• [Data items]
start
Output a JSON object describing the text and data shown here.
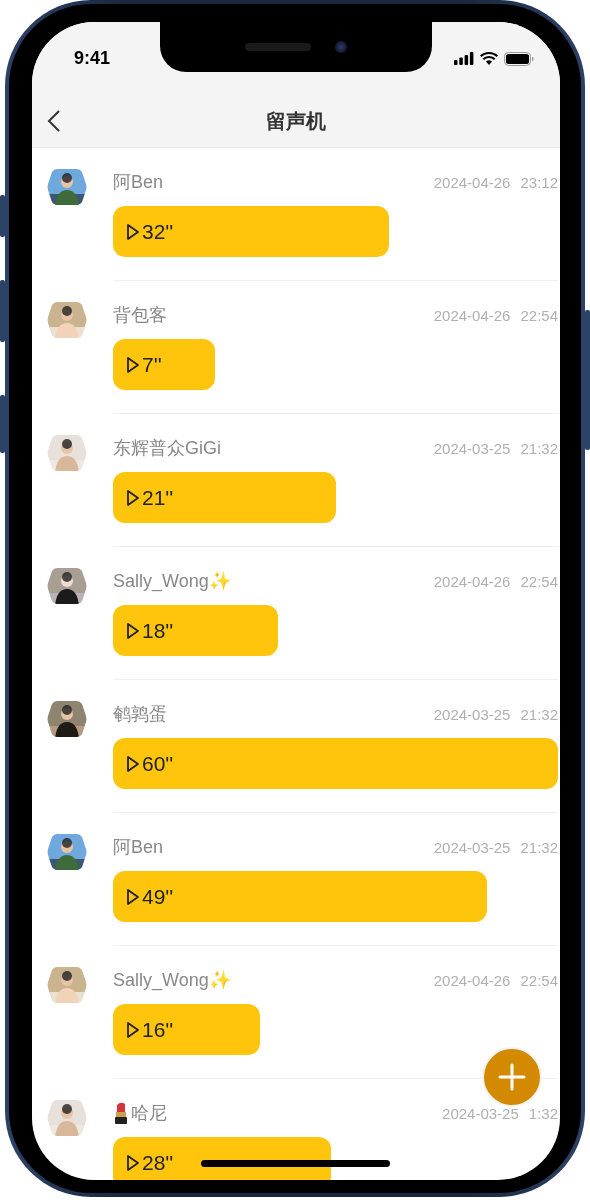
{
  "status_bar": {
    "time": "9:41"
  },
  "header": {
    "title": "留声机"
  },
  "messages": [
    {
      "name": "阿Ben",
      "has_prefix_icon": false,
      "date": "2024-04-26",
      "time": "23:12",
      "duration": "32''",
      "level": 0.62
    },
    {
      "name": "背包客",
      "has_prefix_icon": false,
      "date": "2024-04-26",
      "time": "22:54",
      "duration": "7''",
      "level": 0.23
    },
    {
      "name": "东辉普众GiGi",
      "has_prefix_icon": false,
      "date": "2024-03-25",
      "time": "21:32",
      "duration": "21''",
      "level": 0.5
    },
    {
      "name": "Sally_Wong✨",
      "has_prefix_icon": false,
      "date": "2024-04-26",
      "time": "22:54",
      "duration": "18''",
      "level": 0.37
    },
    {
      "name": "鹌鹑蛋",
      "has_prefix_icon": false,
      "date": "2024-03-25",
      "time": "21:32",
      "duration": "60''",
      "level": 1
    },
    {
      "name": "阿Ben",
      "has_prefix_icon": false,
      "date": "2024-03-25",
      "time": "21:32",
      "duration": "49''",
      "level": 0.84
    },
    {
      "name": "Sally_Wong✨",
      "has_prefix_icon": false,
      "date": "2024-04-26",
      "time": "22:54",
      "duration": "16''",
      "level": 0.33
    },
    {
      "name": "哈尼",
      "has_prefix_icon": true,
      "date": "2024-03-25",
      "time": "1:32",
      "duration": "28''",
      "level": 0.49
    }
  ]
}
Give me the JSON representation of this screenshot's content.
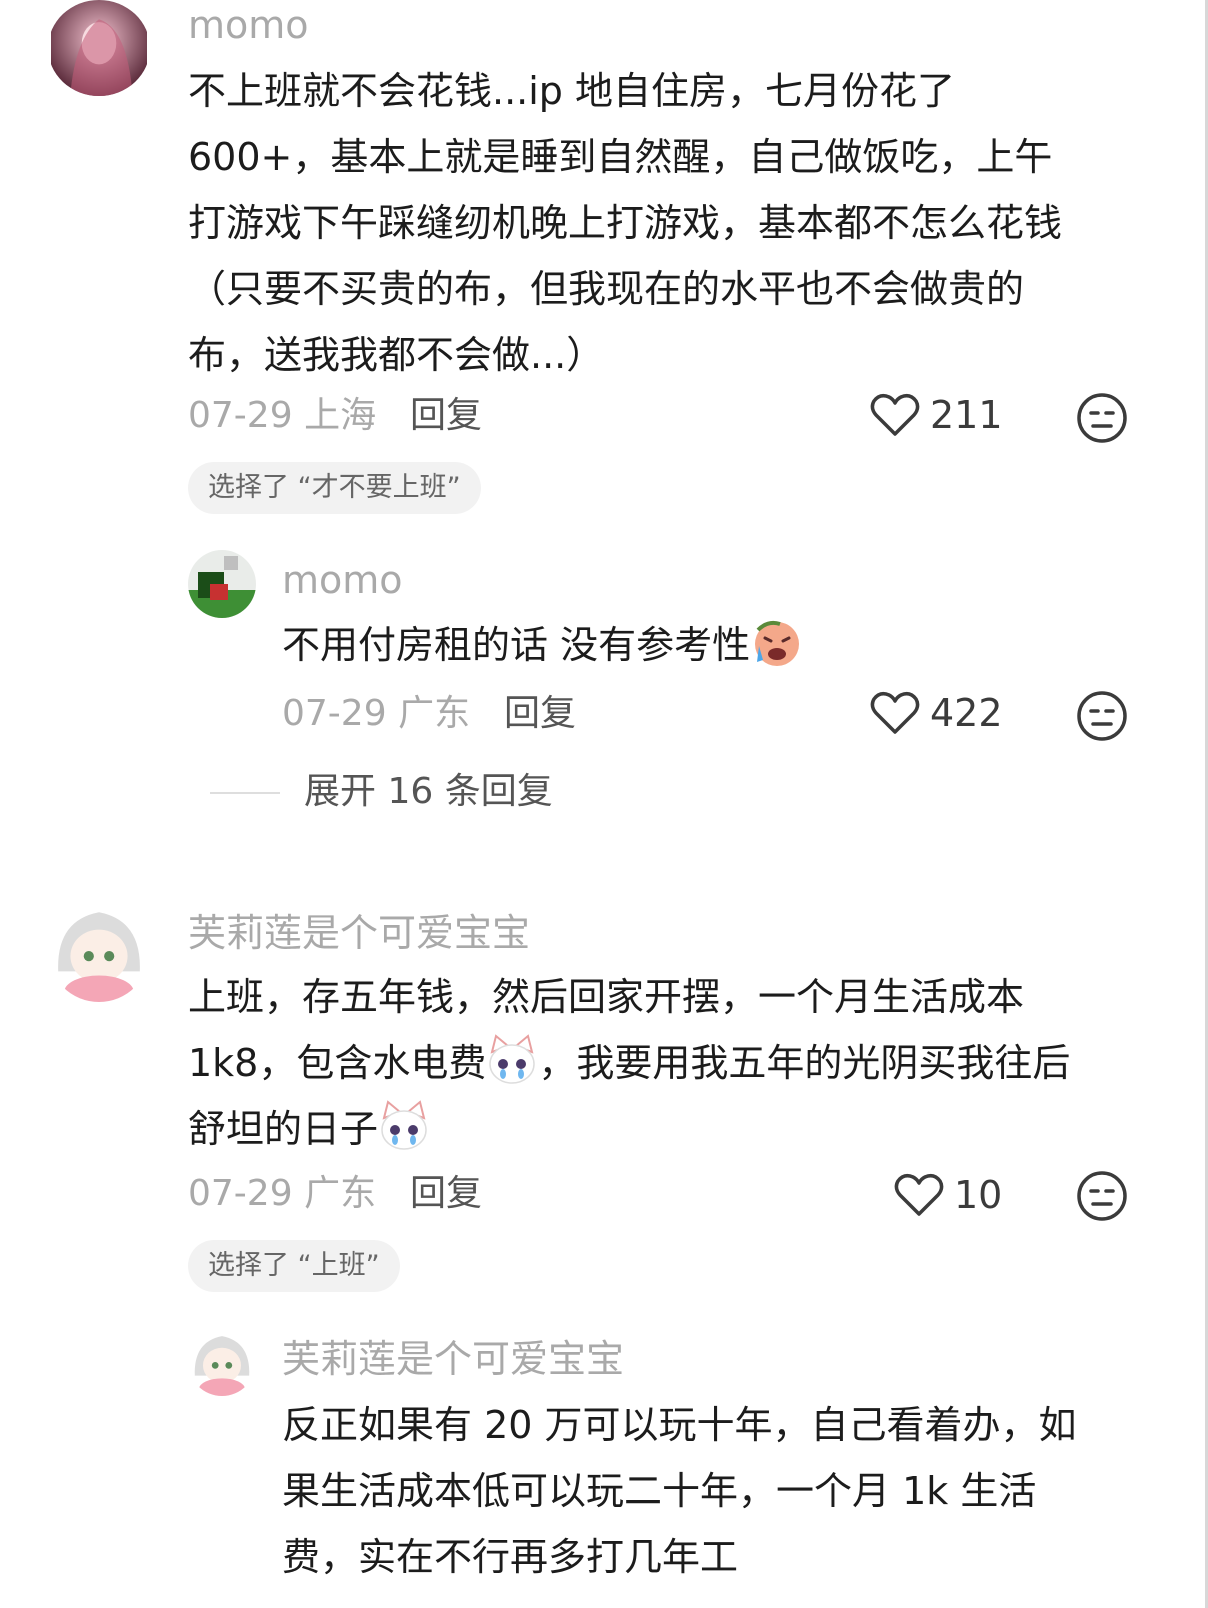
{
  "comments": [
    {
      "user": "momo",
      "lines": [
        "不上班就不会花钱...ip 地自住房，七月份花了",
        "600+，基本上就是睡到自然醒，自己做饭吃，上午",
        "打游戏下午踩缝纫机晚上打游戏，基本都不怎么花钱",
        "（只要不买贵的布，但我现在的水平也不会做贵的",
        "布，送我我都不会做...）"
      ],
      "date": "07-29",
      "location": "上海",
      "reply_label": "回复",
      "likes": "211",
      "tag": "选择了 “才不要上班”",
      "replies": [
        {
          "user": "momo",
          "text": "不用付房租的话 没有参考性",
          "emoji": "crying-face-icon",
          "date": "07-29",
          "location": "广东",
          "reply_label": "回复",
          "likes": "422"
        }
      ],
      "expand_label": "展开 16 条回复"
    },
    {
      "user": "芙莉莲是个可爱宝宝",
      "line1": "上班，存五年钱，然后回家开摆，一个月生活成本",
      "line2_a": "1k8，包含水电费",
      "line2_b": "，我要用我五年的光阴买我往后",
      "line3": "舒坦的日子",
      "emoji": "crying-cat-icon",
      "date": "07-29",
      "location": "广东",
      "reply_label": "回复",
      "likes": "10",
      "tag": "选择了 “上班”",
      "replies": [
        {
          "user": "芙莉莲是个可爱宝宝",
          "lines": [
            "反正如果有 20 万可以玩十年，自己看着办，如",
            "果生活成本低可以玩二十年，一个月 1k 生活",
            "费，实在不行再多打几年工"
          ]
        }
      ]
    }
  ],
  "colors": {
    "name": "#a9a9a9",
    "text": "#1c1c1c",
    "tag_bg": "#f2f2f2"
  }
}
end
• [Written task] Every record above should be written out again without change, except that the pictures are left out.

• [Output for this task]
Output a JSON object describing the text and data shown here.
{
  "status_bar": {
    "time": "9:41"
  },
  "header": {
    "title": "留声机"
  },
  "messages": [
    {
      "name": "阿Ben",
      "has_prefix_icon": false,
      "date": "2024-04-26",
      "time": "23:12",
      "duration": "32''",
      "level": 0.62
    },
    {
      "name": "背包客",
      "has_prefix_icon": false,
      "date": "2024-04-26",
      "time": "22:54",
      "duration": "7''",
      "level": 0.23
    },
    {
      "name": "东辉普众GiGi",
      "has_prefix_icon": false,
      "date": "2024-03-25",
      "time": "21:32",
      "duration": "21''",
      "level": 0.5
    },
    {
      "name": "Sally_Wong✨",
      "has_prefix_icon": false,
      "date": "2024-04-26",
      "time": "22:54",
      "duration": "18''",
      "level": 0.37
    },
    {
      "name": "鹌鹑蛋",
      "has_prefix_icon": false,
      "date": "2024-03-25",
      "time": "21:32",
      "duration": "60''",
      "level": 1
    },
    {
      "name": "阿Ben",
      "has_prefix_icon": false,
      "date": "2024-03-25",
      "time": "21:32",
      "duration": "49''",
      "level": 0.84
    },
    {
      "name": "Sally_Wong✨",
      "has_prefix_icon": false,
      "date": "2024-04-26",
      "time": "22:54",
      "duration": "16''",
      "level": 0.33
    },
    {
      "name": "哈尼",
      "has_prefix_icon": true,
      "date": "2024-03-25",
      "time": "1:32",
      "duration": "28''",
      "level": 0.49
    }
  ]
}
Give me the JSON representation of this screenshot's content.
{
  "comments": [
    {
      "user": "momo",
      "lines": [
        "不上班就不会花钱...ip 地自住房，七月份花了",
        "600+，基本上就是睡到自然醒，自己做饭吃，上午",
        "打游戏下午踩缝纫机晚上打游戏，基本都不怎么花钱",
        "（只要不买贵的布，但我现在的水平也不会做贵的",
        "布，送我我都不会做...）"
      ],
      "date": "07-29",
      "location": "上海",
      "reply_label": "回复",
      "likes": "211",
      "tag": "选择了 “才不要上班”",
      "replies": [
        {
          "user": "momo",
          "text": "不用付房租的话 没有参考性",
          "emoji": "crying-face-icon",
          "date": "07-29",
          "location": "广东",
          "reply_label": "回复",
          "likes": "422"
        }
      ],
      "expand_label": "展开 16 条回复"
    },
    {
      "user": "芙莉莲是个可爱宝宝",
      "line1": "上班，存五年钱，然后回家开摆，一个月生活成本",
      "line2_a": "1k8，包含水电费",
      "line2_b": "，我要用我五年的光阴买我往后",
      "line3": "舒坦的日子",
      "emoji": "crying-cat-icon",
      "date": "07-29",
      "location": "广东",
      "reply_label": "回复",
      "likes": "10",
      "tag": "选择了 “上班”",
      "replies": [
        {
          "user": "芙莉莲是个可爱宝宝",
          "lines": [
            "反正如果有 20 万可以玩十年，自己看着办，如",
            "果生活成本低可以玩二十年，一个月 1k 生活",
            "费，实在不行再多打几年工"
          ]
        }
      ]
    }
  ],
  "colors": {
    "name": "#a9a9a9",
    "text": "#1c1c1c",
    "tag_bg": "#f2f2f2"
  }
}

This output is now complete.